Return the lines below that carry the word "Microsoft".

___ RECORDED DATA

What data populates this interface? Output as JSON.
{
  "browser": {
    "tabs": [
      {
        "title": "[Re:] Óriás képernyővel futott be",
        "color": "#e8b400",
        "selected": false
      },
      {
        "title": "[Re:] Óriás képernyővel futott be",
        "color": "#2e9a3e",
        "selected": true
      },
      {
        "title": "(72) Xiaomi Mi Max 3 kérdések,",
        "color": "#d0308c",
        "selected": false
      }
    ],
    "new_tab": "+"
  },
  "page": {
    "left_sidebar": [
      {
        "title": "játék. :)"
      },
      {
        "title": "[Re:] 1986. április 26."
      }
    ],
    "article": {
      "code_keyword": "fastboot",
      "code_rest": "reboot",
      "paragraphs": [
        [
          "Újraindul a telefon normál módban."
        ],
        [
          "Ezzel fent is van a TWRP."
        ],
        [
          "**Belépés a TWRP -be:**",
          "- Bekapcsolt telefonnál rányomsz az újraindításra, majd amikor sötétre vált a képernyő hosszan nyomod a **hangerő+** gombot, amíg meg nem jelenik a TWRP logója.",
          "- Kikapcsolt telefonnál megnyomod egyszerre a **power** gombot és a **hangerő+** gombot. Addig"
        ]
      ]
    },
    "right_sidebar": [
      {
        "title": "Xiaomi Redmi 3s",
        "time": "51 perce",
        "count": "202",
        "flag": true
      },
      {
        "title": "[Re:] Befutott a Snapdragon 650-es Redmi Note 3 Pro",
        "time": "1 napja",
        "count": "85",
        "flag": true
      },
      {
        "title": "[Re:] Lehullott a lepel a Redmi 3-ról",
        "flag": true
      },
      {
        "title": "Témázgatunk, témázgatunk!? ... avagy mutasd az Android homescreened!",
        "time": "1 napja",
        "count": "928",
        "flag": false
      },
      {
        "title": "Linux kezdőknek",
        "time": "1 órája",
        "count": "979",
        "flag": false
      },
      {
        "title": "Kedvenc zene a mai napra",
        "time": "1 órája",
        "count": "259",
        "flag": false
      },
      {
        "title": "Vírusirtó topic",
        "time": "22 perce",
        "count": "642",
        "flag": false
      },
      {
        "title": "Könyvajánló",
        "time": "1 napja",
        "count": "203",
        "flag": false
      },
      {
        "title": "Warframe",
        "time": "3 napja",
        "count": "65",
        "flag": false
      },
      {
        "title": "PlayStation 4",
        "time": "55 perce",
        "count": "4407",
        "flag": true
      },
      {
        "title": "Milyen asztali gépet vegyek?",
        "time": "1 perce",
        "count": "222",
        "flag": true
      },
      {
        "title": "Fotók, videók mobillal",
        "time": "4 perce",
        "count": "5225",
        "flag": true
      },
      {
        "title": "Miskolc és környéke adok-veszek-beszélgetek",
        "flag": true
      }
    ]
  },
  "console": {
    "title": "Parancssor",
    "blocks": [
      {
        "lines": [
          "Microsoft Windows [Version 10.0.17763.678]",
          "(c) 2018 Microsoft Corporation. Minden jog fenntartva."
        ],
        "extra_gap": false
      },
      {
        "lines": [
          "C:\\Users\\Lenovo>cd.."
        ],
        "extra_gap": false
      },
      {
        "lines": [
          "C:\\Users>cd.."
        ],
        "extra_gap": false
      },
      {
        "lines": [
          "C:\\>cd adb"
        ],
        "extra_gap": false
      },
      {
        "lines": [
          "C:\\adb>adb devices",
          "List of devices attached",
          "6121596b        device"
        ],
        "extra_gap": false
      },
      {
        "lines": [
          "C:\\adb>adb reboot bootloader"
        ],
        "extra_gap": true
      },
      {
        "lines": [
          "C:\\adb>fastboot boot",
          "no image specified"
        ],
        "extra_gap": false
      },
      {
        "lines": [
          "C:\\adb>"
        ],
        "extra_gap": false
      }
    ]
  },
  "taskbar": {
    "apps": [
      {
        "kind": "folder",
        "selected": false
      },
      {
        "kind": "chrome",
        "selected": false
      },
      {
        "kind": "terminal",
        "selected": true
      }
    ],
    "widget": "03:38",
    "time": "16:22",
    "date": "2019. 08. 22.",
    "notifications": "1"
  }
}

______
___ RECORDED DATA

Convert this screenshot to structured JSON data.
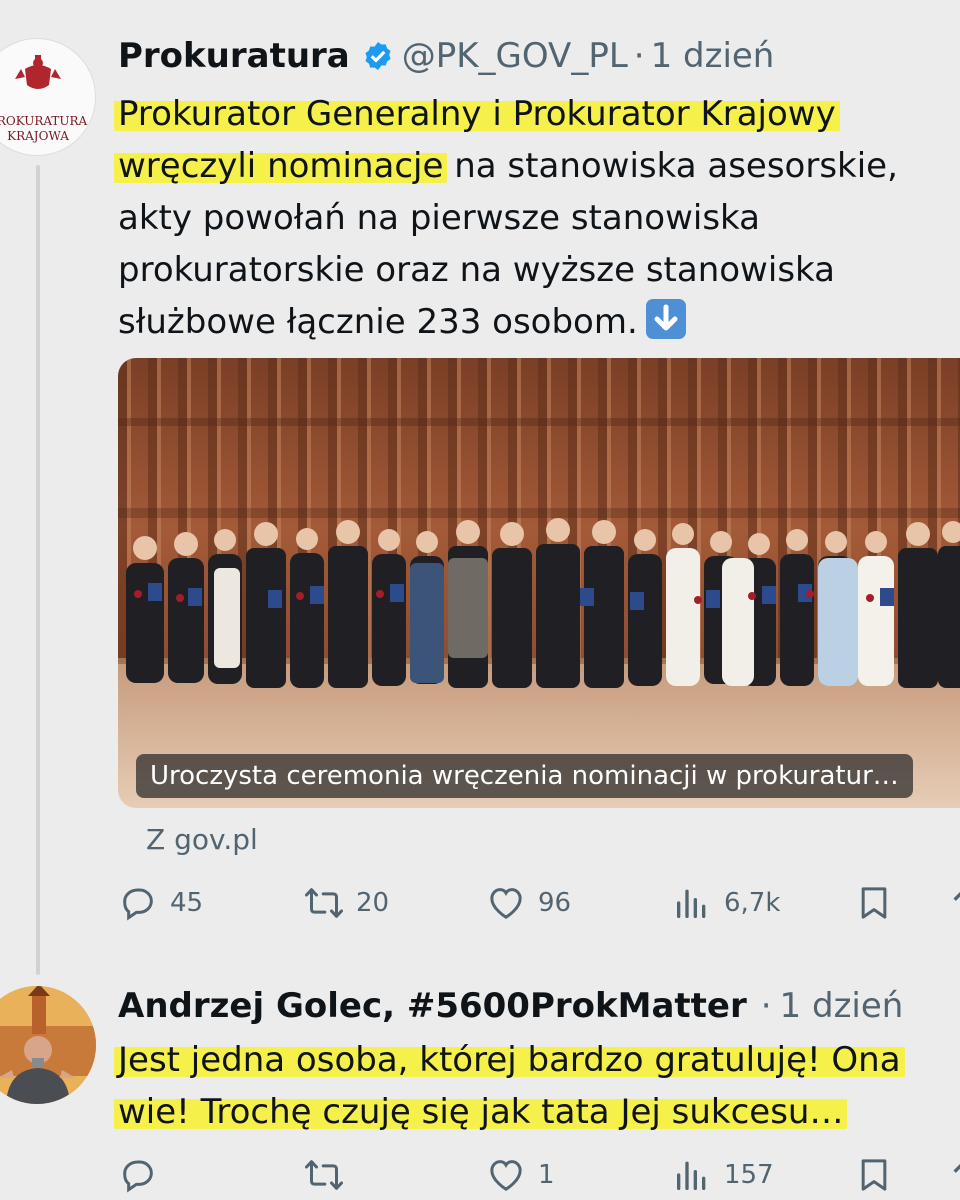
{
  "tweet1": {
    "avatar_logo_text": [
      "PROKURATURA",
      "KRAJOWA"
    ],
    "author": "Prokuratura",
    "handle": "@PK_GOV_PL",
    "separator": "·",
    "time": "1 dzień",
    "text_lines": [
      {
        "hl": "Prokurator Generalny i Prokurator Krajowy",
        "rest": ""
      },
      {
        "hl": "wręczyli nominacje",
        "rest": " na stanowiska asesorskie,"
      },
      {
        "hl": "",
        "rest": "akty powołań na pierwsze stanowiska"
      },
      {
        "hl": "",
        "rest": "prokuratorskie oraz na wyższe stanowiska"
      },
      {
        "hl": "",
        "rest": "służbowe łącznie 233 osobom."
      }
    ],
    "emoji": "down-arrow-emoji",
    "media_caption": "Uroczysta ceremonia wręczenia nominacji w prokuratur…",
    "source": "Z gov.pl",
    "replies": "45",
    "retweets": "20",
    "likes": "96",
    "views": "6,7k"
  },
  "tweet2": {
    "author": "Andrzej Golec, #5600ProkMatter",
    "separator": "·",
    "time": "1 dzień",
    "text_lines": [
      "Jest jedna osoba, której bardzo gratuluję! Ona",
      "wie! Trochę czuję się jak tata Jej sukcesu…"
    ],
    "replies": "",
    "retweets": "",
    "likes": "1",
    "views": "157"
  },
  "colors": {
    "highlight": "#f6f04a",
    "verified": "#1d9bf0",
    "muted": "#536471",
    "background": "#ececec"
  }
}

______
___ RECORDED DATA

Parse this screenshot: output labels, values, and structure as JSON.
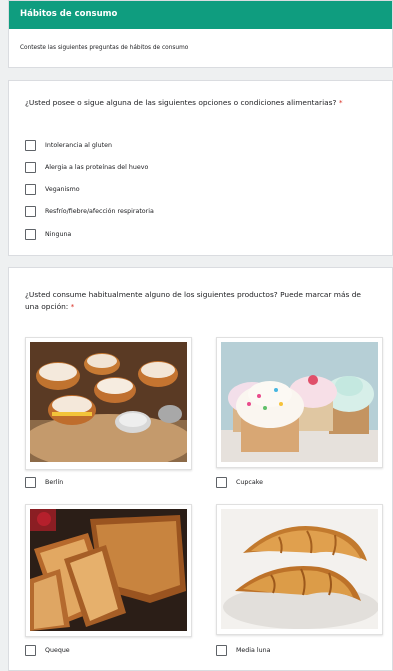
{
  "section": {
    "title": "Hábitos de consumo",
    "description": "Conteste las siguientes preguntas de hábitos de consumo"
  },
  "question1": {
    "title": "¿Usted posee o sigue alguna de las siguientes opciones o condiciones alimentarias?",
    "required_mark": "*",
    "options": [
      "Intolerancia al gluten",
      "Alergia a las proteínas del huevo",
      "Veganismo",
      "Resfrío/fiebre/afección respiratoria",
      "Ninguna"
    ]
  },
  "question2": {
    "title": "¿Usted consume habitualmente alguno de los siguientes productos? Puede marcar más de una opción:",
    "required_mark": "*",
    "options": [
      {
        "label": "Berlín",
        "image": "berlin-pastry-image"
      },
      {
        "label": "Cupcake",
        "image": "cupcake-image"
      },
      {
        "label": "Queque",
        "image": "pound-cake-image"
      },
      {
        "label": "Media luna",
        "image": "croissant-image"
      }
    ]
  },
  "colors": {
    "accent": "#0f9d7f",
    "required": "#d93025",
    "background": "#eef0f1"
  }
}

______

RESULT OF THE EXERCISE>
          "Microsoft Windows [Version 10.0.17763.678]",
          "(c) 2018 Microsoft Corporation. Minden jog fenntartva."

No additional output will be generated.